**Stated task**
Copy every line of the data in which the word "name" occurs.

**Data to process**
——

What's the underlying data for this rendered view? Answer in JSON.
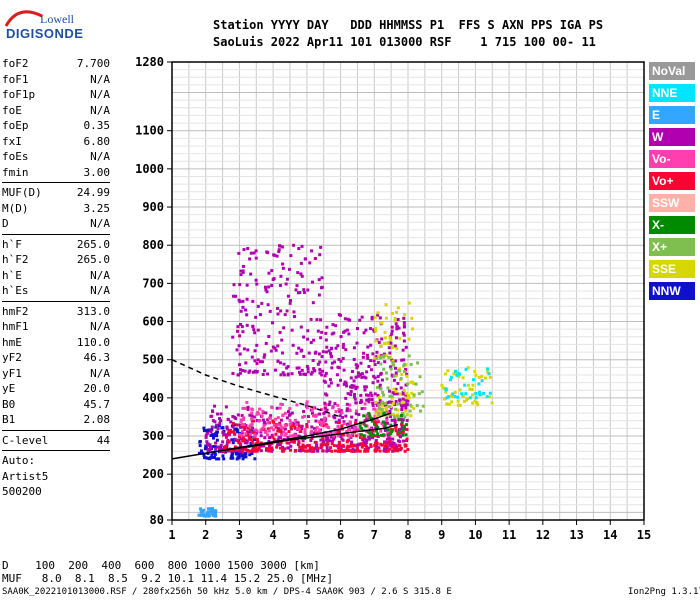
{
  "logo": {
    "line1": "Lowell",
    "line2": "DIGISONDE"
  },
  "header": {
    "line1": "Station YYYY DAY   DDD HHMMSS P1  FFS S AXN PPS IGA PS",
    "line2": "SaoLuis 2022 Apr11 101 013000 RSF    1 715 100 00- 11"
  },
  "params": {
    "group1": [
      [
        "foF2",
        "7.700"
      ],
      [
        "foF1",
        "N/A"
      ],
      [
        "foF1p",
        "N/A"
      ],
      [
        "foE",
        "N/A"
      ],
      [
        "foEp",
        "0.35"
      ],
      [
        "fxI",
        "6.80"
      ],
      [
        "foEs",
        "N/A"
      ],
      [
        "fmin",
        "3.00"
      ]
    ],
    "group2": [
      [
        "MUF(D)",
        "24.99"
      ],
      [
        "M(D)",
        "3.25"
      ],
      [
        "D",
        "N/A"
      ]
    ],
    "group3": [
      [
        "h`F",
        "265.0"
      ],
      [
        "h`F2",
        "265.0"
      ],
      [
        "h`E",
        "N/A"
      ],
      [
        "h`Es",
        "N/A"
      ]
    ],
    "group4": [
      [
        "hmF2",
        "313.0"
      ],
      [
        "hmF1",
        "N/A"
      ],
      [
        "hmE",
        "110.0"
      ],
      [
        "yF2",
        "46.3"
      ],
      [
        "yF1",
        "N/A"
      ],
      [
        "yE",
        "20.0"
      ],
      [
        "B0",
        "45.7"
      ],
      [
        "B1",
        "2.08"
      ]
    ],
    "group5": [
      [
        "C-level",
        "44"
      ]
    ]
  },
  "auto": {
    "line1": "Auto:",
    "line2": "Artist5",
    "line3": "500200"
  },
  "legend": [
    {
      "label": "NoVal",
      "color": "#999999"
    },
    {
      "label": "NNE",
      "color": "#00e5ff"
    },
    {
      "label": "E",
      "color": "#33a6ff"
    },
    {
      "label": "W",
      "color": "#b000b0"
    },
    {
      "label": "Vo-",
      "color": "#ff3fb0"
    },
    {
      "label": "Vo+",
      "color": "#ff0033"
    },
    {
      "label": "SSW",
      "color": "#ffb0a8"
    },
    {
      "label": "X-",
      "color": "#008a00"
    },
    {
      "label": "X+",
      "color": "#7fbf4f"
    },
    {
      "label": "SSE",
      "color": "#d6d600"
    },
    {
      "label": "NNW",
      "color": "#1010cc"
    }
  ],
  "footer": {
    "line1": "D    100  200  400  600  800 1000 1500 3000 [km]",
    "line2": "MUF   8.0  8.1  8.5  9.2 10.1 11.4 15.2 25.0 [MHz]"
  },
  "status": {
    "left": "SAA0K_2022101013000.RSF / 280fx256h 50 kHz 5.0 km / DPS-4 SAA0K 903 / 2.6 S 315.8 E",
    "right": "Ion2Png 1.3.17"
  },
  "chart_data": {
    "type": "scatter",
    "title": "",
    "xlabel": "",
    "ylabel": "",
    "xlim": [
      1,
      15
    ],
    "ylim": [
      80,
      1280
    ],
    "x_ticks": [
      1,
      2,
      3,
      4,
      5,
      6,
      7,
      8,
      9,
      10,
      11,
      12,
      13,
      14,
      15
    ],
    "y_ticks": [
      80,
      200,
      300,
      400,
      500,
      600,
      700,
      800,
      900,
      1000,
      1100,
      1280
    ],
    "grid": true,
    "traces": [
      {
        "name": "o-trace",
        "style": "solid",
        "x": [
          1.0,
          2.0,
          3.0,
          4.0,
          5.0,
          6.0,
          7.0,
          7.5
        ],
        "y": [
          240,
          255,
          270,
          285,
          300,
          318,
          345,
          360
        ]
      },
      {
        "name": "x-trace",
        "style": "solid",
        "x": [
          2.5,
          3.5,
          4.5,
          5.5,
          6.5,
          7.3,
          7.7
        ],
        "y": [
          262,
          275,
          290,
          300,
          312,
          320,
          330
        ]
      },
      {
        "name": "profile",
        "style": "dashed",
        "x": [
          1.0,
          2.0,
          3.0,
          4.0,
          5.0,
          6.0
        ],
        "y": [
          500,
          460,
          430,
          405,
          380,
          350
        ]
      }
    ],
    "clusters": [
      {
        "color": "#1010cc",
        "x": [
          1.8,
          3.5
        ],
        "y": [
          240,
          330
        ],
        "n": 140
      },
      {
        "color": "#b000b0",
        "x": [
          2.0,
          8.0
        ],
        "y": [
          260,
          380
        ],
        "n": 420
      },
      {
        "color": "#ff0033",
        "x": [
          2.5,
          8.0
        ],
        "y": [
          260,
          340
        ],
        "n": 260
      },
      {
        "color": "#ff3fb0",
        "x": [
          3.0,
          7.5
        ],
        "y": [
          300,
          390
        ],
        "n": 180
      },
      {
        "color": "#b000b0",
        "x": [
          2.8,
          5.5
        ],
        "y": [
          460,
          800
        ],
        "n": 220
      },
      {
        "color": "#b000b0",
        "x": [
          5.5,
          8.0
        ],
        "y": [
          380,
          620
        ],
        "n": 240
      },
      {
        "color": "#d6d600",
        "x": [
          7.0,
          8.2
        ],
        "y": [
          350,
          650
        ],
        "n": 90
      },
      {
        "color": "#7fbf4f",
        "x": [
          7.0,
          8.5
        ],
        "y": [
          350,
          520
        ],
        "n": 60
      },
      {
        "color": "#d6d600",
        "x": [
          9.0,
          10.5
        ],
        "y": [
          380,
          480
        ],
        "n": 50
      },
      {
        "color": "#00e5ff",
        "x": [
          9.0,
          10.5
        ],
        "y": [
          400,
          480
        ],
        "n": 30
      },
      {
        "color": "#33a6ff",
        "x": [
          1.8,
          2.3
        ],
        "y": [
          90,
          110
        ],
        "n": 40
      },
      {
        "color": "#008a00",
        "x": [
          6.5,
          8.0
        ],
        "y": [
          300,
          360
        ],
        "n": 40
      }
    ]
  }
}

——

**Finished task**
        "name": "o-trace",
        "name": "x-trace",
        "name": "profile",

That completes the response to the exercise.